» What is needed:
Lines containing the word "color" are to be located and copied.

» Records about charts and figures:
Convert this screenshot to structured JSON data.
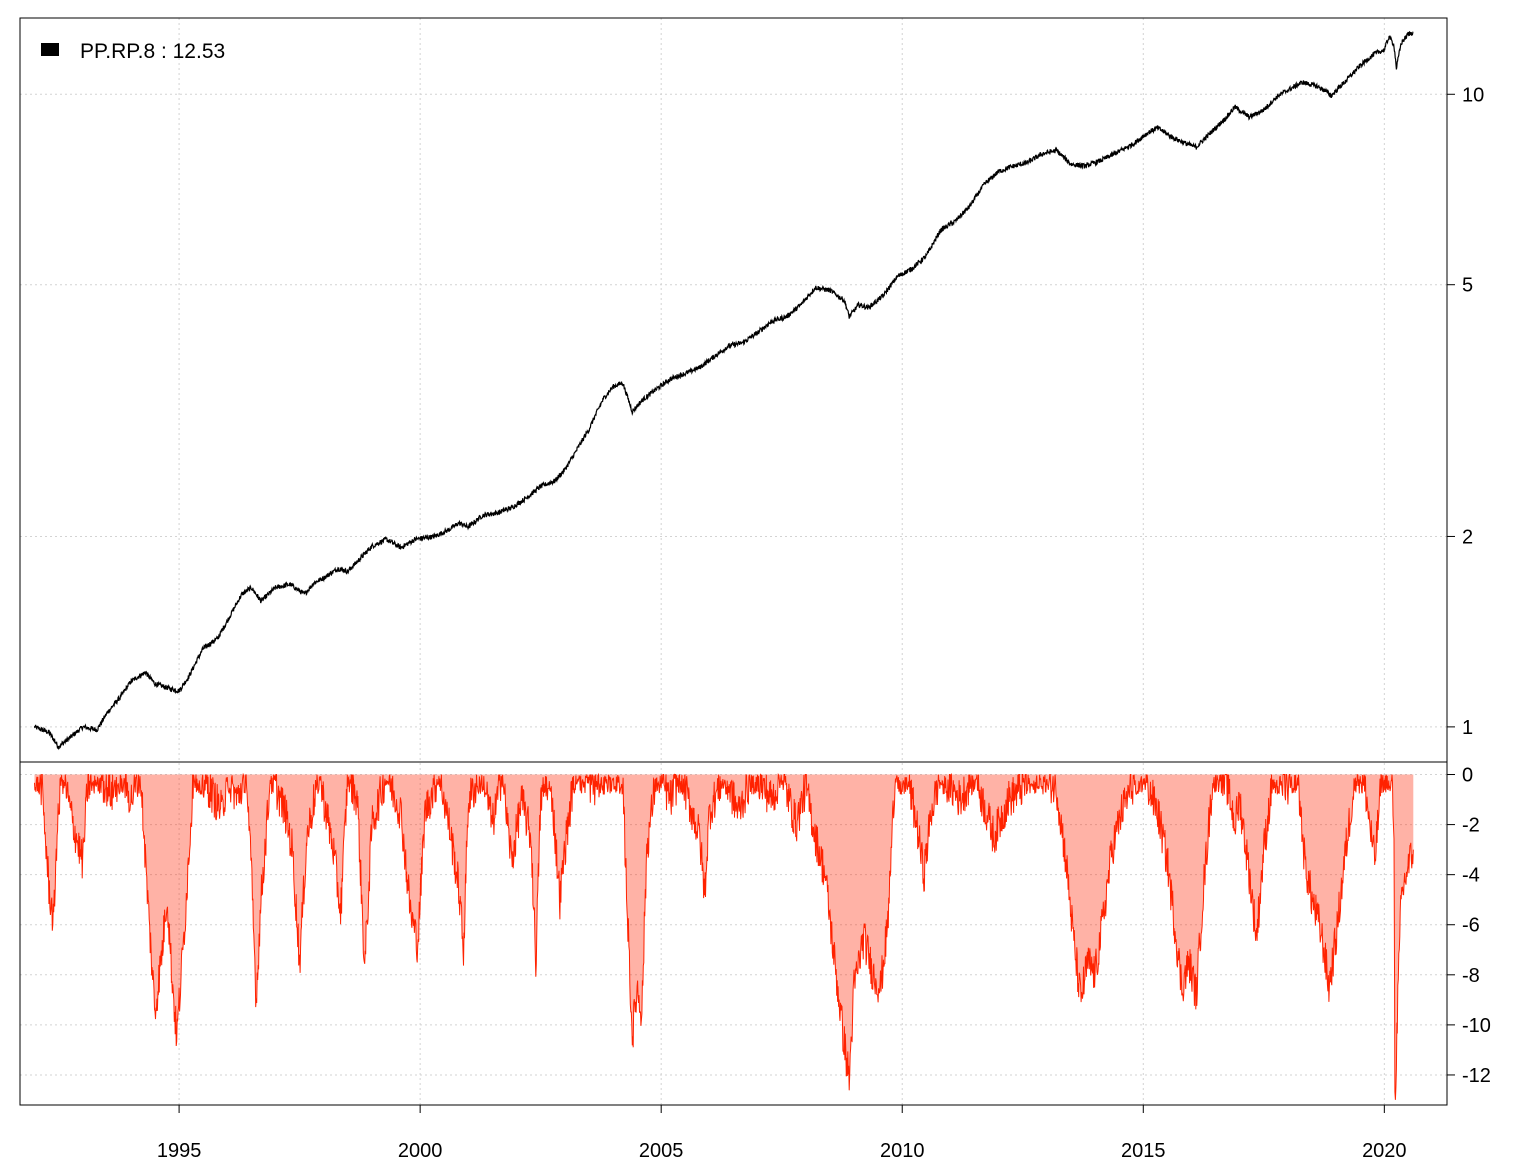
{
  "chart_data": [
    {
      "type": "line",
      "panel": "performance",
      "title": "",
      "y_scale": "log",
      "ylim": [
        0.88,
        13.2
      ],
      "xlim": [
        1991.7,
        2021.3
      ],
      "legend": {
        "placement": "top-left",
        "label": "PP.RP.8 : 12.53",
        "color": "#000000"
      },
      "y_ticks": [
        1,
        2,
        5,
        10
      ],
      "x_ticks": [
        1995,
        2000,
        2005,
        2010,
        2015,
        2020
      ],
      "x_tick_labels": [
        "1995",
        "2000",
        "2005",
        "2010",
        "2015",
        "2020"
      ],
      "grid": true,
      "series": [
        {
          "color": "#000000",
          "points": [
            [
              1992.0,
              1.0
            ],
            [
              1992.3,
              0.98
            ],
            [
              1992.5,
              0.93
            ],
            [
              1992.8,
              0.97
            ],
            [
              1993.0,
              1.0
            ],
            [
              1993.3,
              0.99
            ],
            [
              1993.5,
              1.05
            ],
            [
              1993.8,
              1.12
            ],
            [
              1994.0,
              1.18
            ],
            [
              1994.3,
              1.22
            ],
            [
              1994.5,
              1.17
            ],
            [
              1994.8,
              1.15
            ],
            [
              1995.0,
              1.14
            ],
            [
              1995.2,
              1.2
            ],
            [
              1995.5,
              1.33
            ],
            [
              1995.8,
              1.38
            ],
            [
              1996.0,
              1.47
            ],
            [
              1996.3,
              1.62
            ],
            [
              1996.5,
              1.66
            ],
            [
              1996.7,
              1.58
            ],
            [
              1997.0,
              1.66
            ],
            [
              1997.3,
              1.68
            ],
            [
              1997.6,
              1.62
            ],
            [
              1997.8,
              1.69
            ],
            [
              1998.0,
              1.72
            ],
            [
              1998.3,
              1.78
            ],
            [
              1998.5,
              1.76
            ],
            [
              1998.8,
              1.86
            ],
            [
              1999.0,
              1.93
            ],
            [
              1999.3,
              1.98
            ],
            [
              1999.6,
              1.92
            ],
            [
              1999.9,
              1.98
            ],
            [
              2000.3,
              2.0
            ],
            [
              2000.6,
              2.05
            ],
            [
              2000.8,
              2.1
            ],
            [
              2001.0,
              2.07
            ],
            [
              2001.3,
              2.16
            ],
            [
              2001.6,
              2.18
            ],
            [
              2001.9,
              2.22
            ],
            [
              2002.2,
              2.3
            ],
            [
              2002.5,
              2.4
            ],
            [
              2002.8,
              2.45
            ],
            [
              2003.0,
              2.55
            ],
            [
              2003.2,
              2.7
            ],
            [
              2003.5,
              2.95
            ],
            [
              2003.8,
              3.3
            ],
            [
              2004.0,
              3.45
            ],
            [
              2004.2,
              3.5
            ],
            [
              2004.4,
              3.15
            ],
            [
              2004.6,
              3.28
            ],
            [
              2004.9,
              3.42
            ],
            [
              2005.2,
              3.55
            ],
            [
              2005.5,
              3.62
            ],
            [
              2005.8,
              3.7
            ],
            [
              2006.1,
              3.85
            ],
            [
              2006.4,
              4.0
            ],
            [
              2006.7,
              4.05
            ],
            [
              2007.0,
              4.2
            ],
            [
              2007.3,
              4.38
            ],
            [
              2007.6,
              4.45
            ],
            [
              2007.9,
              4.65
            ],
            [
              2008.2,
              4.95
            ],
            [
              2008.5,
              4.9
            ],
            [
              2008.8,
              4.72
            ],
            [
              2008.9,
              4.45
            ],
            [
              2009.1,
              4.65
            ],
            [
              2009.3,
              4.6
            ],
            [
              2009.6,
              4.8
            ],
            [
              2009.9,
              5.15
            ],
            [
              2010.2,
              5.3
            ],
            [
              2010.5,
              5.55
            ],
            [
              2010.8,
              6.1
            ],
            [
              2011.1,
              6.3
            ],
            [
              2011.4,
              6.65
            ],
            [
              2011.7,
              7.2
            ],
            [
              2012.0,
              7.55
            ],
            [
              2012.3,
              7.7
            ],
            [
              2012.6,
              7.8
            ],
            [
              2012.9,
              8.05
            ],
            [
              2013.2,
              8.15
            ],
            [
              2013.5,
              7.75
            ],
            [
              2013.8,
              7.7
            ],
            [
              2014.1,
              7.85
            ],
            [
              2014.4,
              8.05
            ],
            [
              2014.8,
              8.35
            ],
            [
              2015.1,
              8.7
            ],
            [
              2015.3,
              8.85
            ],
            [
              2015.6,
              8.55
            ],
            [
              2015.9,
              8.35
            ],
            [
              2016.1,
              8.25
            ],
            [
              2016.4,
              8.7
            ],
            [
              2016.7,
              9.15
            ],
            [
              2016.9,
              9.55
            ],
            [
              2017.2,
              9.2
            ],
            [
              2017.5,
              9.45
            ],
            [
              2017.8,
              9.95
            ],
            [
              2018.1,
              10.25
            ],
            [
              2018.3,
              10.45
            ],
            [
              2018.6,
              10.3
            ],
            [
              2018.8,
              10.1
            ],
            [
              2018.9,
              9.95
            ],
            [
              2019.2,
              10.5
            ],
            [
              2019.5,
              11.1
            ],
            [
              2019.8,
              11.6
            ],
            [
              2020.0,
              11.75
            ],
            [
              2020.1,
              12.35
            ],
            [
              2020.2,
              11.95
            ],
            [
              2020.25,
              11.0
            ],
            [
              2020.35,
              12.05
            ],
            [
              2020.5,
              12.45
            ],
            [
              2020.6,
              12.53
            ]
          ]
        }
      ]
    },
    {
      "type": "area",
      "panel": "drawdown",
      "title": "",
      "ylim": [
        -13.2,
        0.5
      ],
      "y_ticks": [
        0,
        -2,
        -4,
        -6,
        -8,
        -10,
        -12
      ],
      "y_tick_labels": [
        "0",
        "-2",
        "-4",
        "-6",
        "-8",
        "-10",
        "-12"
      ],
      "grid": true,
      "series": [
        {
          "color": "#ff2200",
          "points": [
            [
              1992.0,
              0
            ],
            [
              1992.15,
              -0.5
            ],
            [
              1992.3,
              -4.5
            ],
            [
              1992.4,
              -6.0
            ],
            [
              1992.45,
              -3.0
            ],
            [
              1992.55,
              -0.3
            ],
            [
              1992.6,
              0
            ],
            [
              1992.8,
              -2.0
            ],
            [
              1993.0,
              -3.5
            ],
            [
              1993.1,
              -0.5
            ],
            [
              1993.3,
              0
            ],
            [
              1993.6,
              -0.8
            ],
            [
              1993.8,
              0
            ],
            [
              1994.0,
              -1.0
            ],
            [
              1994.2,
              0
            ],
            [
              1994.35,
              -5.0
            ],
            [
              1994.5,
              -9.5
            ],
            [
              1994.65,
              -7.0
            ],
            [
              1994.75,
              -4.8
            ],
            [
              1994.85,
              -8.0
            ],
            [
              1994.95,
              -10.5
            ],
            [
              1995.1,
              -6.5
            ],
            [
              1995.3,
              0
            ],
            [
              1995.6,
              -0.5
            ],
            [
              1995.9,
              -1.5
            ],
            [
              1996.0,
              0
            ],
            [
              1996.2,
              -1.0
            ],
            [
              1996.4,
              0
            ],
            [
              1996.5,
              -4.0
            ],
            [
              1996.6,
              -9.0
            ],
            [
              1996.7,
              -5.0
            ],
            [
              1996.9,
              0
            ],
            [
              1997.2,
              -1.5
            ],
            [
              1997.35,
              -3.0
            ],
            [
              1997.5,
              -7.5
            ],
            [
              1997.65,
              -2.5
            ],
            [
              1997.9,
              0
            ],
            [
              1998.2,
              -3.0
            ],
            [
              1998.35,
              -5.5
            ],
            [
              1998.5,
              0
            ],
            [
              1998.7,
              -1.0
            ],
            [
              1998.85,
              -7.8
            ],
            [
              1999.0,
              -2.0
            ],
            [
              1999.3,
              0
            ],
            [
              1999.6,
              -1.5
            ],
            [
              1999.8,
              -5.5
            ],
            [
              1999.95,
              -6.8
            ],
            [
              2000.1,
              -1.5
            ],
            [
              2000.4,
              0
            ],
            [
              2000.6,
              -2.0
            ],
            [
              2000.8,
              -4.5
            ],
            [
              2000.9,
              -7.0
            ],
            [
              2001.0,
              -1.0
            ],
            [
              2001.3,
              0
            ],
            [
              2001.5,
              -2.0
            ],
            [
              2001.7,
              0
            ],
            [
              2001.9,
              -3.5
            ],
            [
              2002.1,
              -1.0
            ],
            [
              2002.3,
              -2.5
            ],
            [
              2002.4,
              -7.5
            ],
            [
              2002.5,
              -1.0
            ],
            [
              2002.7,
              0
            ],
            [
              2002.9,
              -5.0
            ],
            [
              2003.0,
              -3.0
            ],
            [
              2003.2,
              0
            ],
            [
              2003.6,
              -0.5
            ],
            [
              2003.9,
              0
            ],
            [
              2004.2,
              -0.2
            ],
            [
              2004.3,
              -5.5
            ],
            [
              2004.4,
              -10.5
            ],
            [
              2004.5,
              -8.5
            ],
            [
              2004.6,
              -9.5
            ],
            [
              2004.7,
              -3.0
            ],
            [
              2004.9,
              0
            ],
            [
              2005.2,
              -1.0
            ],
            [
              2005.4,
              0
            ],
            [
              2005.8,
              -2.5
            ],
            [
              2005.9,
              -4.8
            ],
            [
              2006.0,
              -1.5
            ],
            [
              2006.3,
              0
            ],
            [
              2006.6,
              -1.5
            ],
            [
              2006.9,
              0
            ],
            [
              2007.3,
              -1.0
            ],
            [
              2007.5,
              0
            ],
            [
              2007.8,
              -2.0
            ],
            [
              2008.0,
              -0.5
            ],
            [
              2008.2,
              -2.5
            ],
            [
              2008.4,
              -4.0
            ],
            [
              2008.6,
              -7.5
            ],
            [
              2008.75,
              -10.0
            ],
            [
              2008.9,
              -12.2
            ],
            [
              2009.0,
              -8.5
            ],
            [
              2009.2,
              -6.5
            ],
            [
              2009.4,
              -8.0
            ],
            [
              2009.55,
              -8.5
            ],
            [
              2009.7,
              -6.0
            ],
            [
              2009.85,
              0
            ],
            [
              2010.1,
              0
            ],
            [
              2010.3,
              -2.0
            ],
            [
              2010.45,
              -4.0
            ],
            [
              2010.6,
              -1.5
            ],
            [
              2010.8,
              0
            ],
            [
              2011.2,
              -1.0
            ],
            [
              2011.5,
              0
            ],
            [
              2011.9,
              -2.5
            ],
            [
              2012.2,
              -1.0
            ],
            [
              2012.5,
              -0.5
            ],
            [
              2012.8,
              0
            ],
            [
              2013.2,
              -0.5
            ],
            [
              2013.4,
              -3.5
            ],
            [
              2013.55,
              -6.5
            ],
            [
              2013.7,
              -9.0
            ],
            [
              2013.85,
              -7.5
            ],
            [
              2014.0,
              -8.0
            ],
            [
              2014.15,
              -6.0
            ],
            [
              2014.35,
              -3.0
            ],
            [
              2014.55,
              -1.5
            ],
            [
              2014.75,
              -0.5
            ],
            [
              2015.0,
              0
            ],
            [
              2015.3,
              -1.5
            ],
            [
              2015.5,
              -3.5
            ],
            [
              2015.65,
              -6.0
            ],
            [
              2015.8,
              -8.5
            ],
            [
              2015.95,
              -7.5
            ],
            [
              2016.1,
              -8.8
            ],
            [
              2016.25,
              -4.5
            ],
            [
              2016.45,
              0
            ],
            [
              2016.75,
              -0.5
            ],
            [
              2016.9,
              -2.0
            ],
            [
              2017.0,
              -1.0
            ],
            [
              2017.2,
              -4.0
            ],
            [
              2017.35,
              -6.5
            ],
            [
              2017.5,
              -3.0
            ],
            [
              2017.7,
              0
            ],
            [
              2018.0,
              -0.5
            ],
            [
              2018.2,
              0
            ],
            [
              2018.35,
              -3.5
            ],
            [
              2018.5,
              -5.0
            ],
            [
              2018.65,
              -6.0
            ],
            [
              2018.75,
              -7.0
            ],
            [
              2018.85,
              -8.5
            ],
            [
              2019.0,
              -6.5
            ],
            [
              2019.2,
              -3.0
            ],
            [
              2019.4,
              0
            ],
            [
              2019.6,
              -0.5
            ],
            [
              2019.8,
              -3.5
            ],
            [
              2019.95,
              0
            ],
            [
              2020.15,
              -0.2
            ],
            [
              2020.2,
              -2.0
            ],
            [
              2020.22,
              -13.2
            ],
            [
              2020.28,
              -9.0
            ],
            [
              2020.35,
              -5.0
            ],
            [
              2020.45,
              -4.0
            ],
            [
              2020.6,
              -3.0
            ]
          ]
        }
      ]
    }
  ]
}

» Finished exercise:
        "color": "#000000"
          "color": "#000000",
          "color": "#ff2200",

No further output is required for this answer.